>> Begin

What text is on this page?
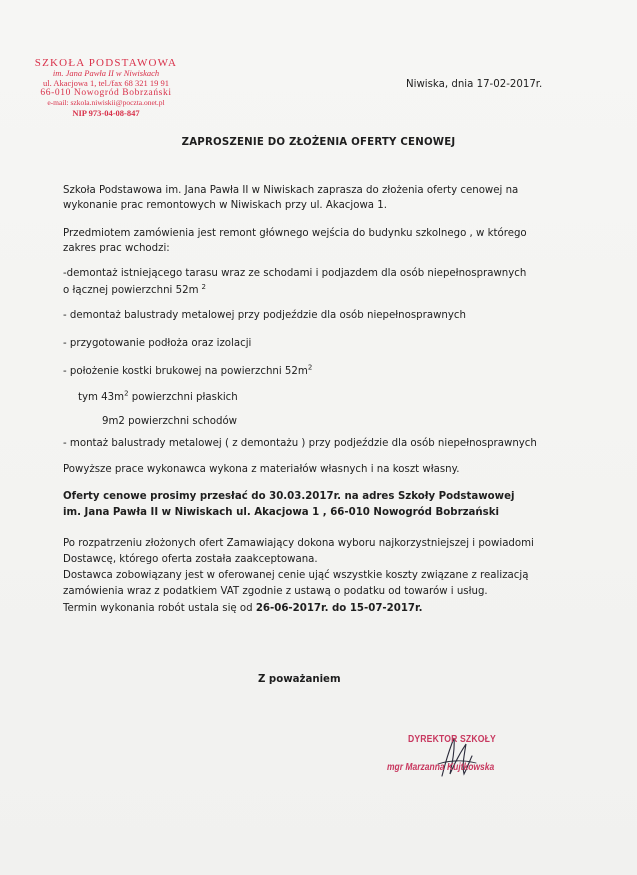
SZKOŁA PODSTAWOWA
im. Jana Pawła II w Niwiskach
ul. Akacjowa 1, tel./fax 68 321 19 91
66-010 Nowogród Bobrzański
e-mail: szkola.niwiskii@poczta.onet.pl
NIP 973-04-08-847
Niwiska, dnia 17-02-2017r.
ZAPROSZENIE DO ZŁOŻENIA OFERTY CENOWEJ
Szkoła Podstawowa im. Jana Pawła II w Niwiskach zaprasza do złożenia oferty cenowej na
wykonanie prac remontowych w Niwiskach przy ul. Akacjowa 1.
Przedmiotem zamówienia jest remont głównego wejścia do budynku szkolnego , w którego
zakres prac wchodzi:
-demontaż istniejącego tarasu wraz ze schodami i podjazdem dla osób niepełnosprawnych
o łącznej powierzchni 52m $^2$
- demontaż balustrady metalowej przy podjeździe dla osób niepełnosprawnych
- przygotowanie podłoża oraz izolacji
- położenie kostki brukowej na powierzchni $52m^2$
tym $43m^2$ powierzchni płaskich
9m2 powierzchni schodów
- montaż balustrady metalowej ( z demontażu ) przy podjeździe dla osób niepełnosprawnych
Powyższe prace wykonawca wykona z materiałów własnych i na koszt własny.
Oferty cenowe prosimy przesłać do 30.03.2017r. na adres Szkoły Podstawowej
im. Jana Pawła II w Niwiskach ul. Akacjowa 1 , 66-010 Nowogród Bobrzański
Po rozpatrzeniu złożonych ofert Zamawiający dokona wyboru najkorzystniejszej i powiadomi
Dostawcę, którego oferta została zaakceptowana.
Dostawca zobowiązany jest w oferowanej cenie ująć wszystkie koszty związane z realizacją
zamówienia wraz z podatkiem VAT zgodnie z ustawą o podatku od towarów i usług.
Termin wykonania robót ustala się od 26-06-2017r. do 15-07-2017r.
Z poważaniem
DYREKTOR SZKOŁY
mgr Marzanna Kujtkowska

>> End

Task objective: Give the number of lines in the records that contain the string "Nowogród", with no other output.

Task solution: 2